— Task details —
Scan the data. Collect each line that contains the word "songs".

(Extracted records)
════════════════════
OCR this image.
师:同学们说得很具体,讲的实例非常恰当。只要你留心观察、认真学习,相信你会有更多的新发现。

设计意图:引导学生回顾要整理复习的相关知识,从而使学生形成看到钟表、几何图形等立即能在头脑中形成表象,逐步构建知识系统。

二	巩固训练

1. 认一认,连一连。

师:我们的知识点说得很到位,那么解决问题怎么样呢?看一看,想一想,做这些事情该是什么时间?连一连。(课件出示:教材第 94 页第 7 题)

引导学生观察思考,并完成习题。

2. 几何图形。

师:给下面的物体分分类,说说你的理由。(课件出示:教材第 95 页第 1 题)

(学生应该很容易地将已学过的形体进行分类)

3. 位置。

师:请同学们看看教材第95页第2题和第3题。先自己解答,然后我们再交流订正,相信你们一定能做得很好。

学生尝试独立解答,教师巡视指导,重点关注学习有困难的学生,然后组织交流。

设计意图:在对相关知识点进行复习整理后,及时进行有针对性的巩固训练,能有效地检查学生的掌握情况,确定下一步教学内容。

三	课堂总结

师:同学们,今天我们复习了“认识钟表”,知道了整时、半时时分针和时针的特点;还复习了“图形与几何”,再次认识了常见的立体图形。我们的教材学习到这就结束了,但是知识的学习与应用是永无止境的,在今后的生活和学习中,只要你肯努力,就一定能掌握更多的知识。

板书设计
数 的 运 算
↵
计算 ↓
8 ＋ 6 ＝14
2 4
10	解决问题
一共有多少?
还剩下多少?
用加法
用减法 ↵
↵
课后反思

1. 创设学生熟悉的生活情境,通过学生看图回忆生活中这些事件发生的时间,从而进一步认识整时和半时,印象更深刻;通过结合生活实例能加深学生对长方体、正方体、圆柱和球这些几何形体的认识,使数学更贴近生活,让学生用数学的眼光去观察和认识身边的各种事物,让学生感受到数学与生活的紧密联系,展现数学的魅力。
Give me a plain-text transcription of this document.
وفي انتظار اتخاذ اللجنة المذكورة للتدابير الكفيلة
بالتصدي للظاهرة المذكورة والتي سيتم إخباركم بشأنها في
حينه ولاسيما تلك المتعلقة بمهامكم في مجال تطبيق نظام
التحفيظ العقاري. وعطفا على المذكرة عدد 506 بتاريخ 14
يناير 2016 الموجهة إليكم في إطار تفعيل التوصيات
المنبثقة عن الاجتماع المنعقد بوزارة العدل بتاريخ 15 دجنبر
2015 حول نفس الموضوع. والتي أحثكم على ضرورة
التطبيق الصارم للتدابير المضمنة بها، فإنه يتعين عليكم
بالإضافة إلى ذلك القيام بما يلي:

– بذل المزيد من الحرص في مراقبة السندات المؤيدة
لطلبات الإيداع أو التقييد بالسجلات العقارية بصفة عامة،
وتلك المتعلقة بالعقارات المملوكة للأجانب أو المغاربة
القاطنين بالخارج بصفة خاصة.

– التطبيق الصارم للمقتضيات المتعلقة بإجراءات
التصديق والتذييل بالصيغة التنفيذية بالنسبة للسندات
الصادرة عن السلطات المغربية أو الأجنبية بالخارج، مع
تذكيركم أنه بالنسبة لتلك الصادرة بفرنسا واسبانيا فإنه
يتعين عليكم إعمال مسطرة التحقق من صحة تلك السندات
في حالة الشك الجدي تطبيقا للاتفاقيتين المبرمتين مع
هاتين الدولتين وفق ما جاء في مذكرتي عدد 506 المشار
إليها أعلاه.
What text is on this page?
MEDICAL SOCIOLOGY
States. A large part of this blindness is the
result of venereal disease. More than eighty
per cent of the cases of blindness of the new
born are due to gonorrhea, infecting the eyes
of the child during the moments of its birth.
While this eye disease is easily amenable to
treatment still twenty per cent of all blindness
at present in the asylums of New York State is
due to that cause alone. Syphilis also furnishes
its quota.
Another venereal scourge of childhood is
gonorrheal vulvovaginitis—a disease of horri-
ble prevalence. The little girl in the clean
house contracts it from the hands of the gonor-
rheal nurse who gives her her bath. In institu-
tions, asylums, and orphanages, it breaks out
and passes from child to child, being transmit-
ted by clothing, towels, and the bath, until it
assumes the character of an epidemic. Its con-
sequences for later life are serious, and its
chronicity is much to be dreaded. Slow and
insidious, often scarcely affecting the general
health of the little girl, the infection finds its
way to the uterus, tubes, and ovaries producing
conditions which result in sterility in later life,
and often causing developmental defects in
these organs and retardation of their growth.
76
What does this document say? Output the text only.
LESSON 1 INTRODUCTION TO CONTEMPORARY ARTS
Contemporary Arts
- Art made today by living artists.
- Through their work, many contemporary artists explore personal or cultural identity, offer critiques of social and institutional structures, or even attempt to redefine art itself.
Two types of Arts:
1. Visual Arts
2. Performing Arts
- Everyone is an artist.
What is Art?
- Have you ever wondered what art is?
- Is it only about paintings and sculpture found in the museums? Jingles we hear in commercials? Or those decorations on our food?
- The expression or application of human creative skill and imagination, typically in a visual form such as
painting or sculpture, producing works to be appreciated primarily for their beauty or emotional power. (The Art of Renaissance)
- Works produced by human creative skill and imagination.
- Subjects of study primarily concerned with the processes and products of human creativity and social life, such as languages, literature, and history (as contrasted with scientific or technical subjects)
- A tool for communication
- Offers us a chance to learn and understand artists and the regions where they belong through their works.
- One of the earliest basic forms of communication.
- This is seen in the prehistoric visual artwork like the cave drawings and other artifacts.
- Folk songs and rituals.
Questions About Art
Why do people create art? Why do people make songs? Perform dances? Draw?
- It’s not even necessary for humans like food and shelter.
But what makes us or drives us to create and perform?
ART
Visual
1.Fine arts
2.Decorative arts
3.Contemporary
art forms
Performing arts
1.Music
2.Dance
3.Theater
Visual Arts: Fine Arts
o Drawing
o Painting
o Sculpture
════════════════════
— Task output —
- Folk songs and rituals.
Why do people create art? Why do people make songs? Perform dances? Draw?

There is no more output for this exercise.